→ EXERCISE DIRECTIONS
All lines in the data bearing the string "subtitle" should be identified and copied.

→ DATASET EXTRACT
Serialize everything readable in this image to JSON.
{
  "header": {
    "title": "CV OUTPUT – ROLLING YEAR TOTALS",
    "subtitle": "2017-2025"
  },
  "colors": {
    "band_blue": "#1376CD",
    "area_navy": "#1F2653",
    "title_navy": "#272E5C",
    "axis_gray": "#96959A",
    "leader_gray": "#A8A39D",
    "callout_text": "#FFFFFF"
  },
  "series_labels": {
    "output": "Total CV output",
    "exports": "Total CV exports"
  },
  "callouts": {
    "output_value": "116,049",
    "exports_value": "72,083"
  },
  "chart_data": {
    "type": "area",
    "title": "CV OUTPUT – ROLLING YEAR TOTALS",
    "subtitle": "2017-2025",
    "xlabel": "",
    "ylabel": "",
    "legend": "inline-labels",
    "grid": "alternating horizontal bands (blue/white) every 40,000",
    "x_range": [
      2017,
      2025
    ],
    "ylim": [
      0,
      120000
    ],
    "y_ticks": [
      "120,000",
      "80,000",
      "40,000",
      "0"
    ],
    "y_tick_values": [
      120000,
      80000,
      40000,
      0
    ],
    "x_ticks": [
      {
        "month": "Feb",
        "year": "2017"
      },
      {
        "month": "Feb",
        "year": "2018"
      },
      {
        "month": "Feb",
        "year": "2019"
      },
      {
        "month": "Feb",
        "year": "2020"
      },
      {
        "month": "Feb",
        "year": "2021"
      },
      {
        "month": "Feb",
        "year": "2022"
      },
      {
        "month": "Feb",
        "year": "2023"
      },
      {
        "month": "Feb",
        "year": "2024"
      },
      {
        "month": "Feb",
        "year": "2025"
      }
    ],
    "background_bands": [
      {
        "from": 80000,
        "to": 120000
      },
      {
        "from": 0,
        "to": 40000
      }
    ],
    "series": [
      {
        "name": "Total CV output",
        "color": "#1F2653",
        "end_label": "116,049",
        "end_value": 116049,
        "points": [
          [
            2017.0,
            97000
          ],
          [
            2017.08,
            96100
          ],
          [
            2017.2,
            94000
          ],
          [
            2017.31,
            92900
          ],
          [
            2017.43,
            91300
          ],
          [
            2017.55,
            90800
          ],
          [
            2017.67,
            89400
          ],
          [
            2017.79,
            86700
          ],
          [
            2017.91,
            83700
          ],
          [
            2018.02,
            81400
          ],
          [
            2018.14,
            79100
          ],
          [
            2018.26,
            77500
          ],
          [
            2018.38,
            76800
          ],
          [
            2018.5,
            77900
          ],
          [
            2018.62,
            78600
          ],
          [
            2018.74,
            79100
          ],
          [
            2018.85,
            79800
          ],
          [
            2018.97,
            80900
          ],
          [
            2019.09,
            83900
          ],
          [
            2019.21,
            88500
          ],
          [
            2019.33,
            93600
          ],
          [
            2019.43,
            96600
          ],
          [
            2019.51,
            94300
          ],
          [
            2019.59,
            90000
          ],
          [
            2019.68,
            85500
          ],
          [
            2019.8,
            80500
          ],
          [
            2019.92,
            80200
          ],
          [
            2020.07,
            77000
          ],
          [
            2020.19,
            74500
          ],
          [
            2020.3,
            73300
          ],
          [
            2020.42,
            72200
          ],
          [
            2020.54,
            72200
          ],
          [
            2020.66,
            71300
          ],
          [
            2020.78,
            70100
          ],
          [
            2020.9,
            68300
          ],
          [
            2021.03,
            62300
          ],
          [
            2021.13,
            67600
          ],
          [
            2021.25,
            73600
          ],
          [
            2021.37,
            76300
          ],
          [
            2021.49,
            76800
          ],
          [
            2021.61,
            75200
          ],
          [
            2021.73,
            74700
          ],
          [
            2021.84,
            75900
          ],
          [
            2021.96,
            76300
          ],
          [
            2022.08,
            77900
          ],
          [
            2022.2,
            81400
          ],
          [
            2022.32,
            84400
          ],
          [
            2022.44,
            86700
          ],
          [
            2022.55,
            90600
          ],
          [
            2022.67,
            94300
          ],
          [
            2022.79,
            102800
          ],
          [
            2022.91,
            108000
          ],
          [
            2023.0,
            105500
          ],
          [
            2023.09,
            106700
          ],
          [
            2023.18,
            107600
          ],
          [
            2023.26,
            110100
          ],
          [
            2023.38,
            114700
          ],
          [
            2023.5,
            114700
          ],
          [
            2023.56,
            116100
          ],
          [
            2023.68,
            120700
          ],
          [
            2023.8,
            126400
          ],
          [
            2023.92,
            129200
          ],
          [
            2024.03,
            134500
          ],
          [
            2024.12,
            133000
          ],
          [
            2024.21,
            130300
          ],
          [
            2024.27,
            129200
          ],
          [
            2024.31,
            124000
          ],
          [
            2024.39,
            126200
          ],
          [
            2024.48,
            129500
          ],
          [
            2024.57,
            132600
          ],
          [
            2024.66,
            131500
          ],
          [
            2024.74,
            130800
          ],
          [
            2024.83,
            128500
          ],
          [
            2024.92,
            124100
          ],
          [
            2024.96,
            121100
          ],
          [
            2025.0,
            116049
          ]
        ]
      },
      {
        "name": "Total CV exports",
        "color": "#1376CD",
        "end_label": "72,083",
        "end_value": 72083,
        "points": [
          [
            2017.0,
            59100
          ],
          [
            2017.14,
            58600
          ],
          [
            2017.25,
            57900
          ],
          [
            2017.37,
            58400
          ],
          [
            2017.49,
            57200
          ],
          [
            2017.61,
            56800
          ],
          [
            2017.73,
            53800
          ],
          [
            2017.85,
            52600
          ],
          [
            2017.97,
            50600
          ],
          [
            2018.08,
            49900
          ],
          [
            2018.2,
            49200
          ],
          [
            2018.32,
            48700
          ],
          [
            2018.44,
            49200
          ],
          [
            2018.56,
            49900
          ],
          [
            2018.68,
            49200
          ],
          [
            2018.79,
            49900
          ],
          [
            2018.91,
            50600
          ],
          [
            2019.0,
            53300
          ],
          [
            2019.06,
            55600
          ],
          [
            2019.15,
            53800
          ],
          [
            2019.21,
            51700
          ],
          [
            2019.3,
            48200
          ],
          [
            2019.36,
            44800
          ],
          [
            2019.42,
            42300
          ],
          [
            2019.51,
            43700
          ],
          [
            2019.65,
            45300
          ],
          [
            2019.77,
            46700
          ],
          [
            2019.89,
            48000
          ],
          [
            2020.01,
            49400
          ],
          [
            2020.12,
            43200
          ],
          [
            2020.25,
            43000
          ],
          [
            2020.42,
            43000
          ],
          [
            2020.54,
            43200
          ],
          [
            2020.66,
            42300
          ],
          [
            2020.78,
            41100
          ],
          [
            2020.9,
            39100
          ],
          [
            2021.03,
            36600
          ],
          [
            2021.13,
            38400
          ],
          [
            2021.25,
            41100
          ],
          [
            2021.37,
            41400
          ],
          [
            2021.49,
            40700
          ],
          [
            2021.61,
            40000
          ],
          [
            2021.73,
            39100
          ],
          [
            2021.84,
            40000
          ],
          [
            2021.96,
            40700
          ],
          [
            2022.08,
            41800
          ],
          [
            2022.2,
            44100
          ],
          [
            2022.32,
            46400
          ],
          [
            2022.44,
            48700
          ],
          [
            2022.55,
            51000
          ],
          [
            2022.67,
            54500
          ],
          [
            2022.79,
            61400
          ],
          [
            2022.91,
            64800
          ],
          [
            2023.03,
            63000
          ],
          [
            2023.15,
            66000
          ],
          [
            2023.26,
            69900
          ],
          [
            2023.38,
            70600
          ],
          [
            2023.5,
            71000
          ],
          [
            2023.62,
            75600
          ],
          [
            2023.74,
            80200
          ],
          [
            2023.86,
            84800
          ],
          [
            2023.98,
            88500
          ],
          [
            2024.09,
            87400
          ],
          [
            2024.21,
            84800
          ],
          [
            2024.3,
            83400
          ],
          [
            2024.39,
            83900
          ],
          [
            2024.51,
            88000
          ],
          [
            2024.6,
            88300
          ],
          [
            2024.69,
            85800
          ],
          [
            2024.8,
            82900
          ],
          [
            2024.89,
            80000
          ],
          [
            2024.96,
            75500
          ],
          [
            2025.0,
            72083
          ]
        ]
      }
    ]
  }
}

→ EXERCISE RESPONSE
    "subtitle": "2017-2025"
    "subtitle": "2017-2025",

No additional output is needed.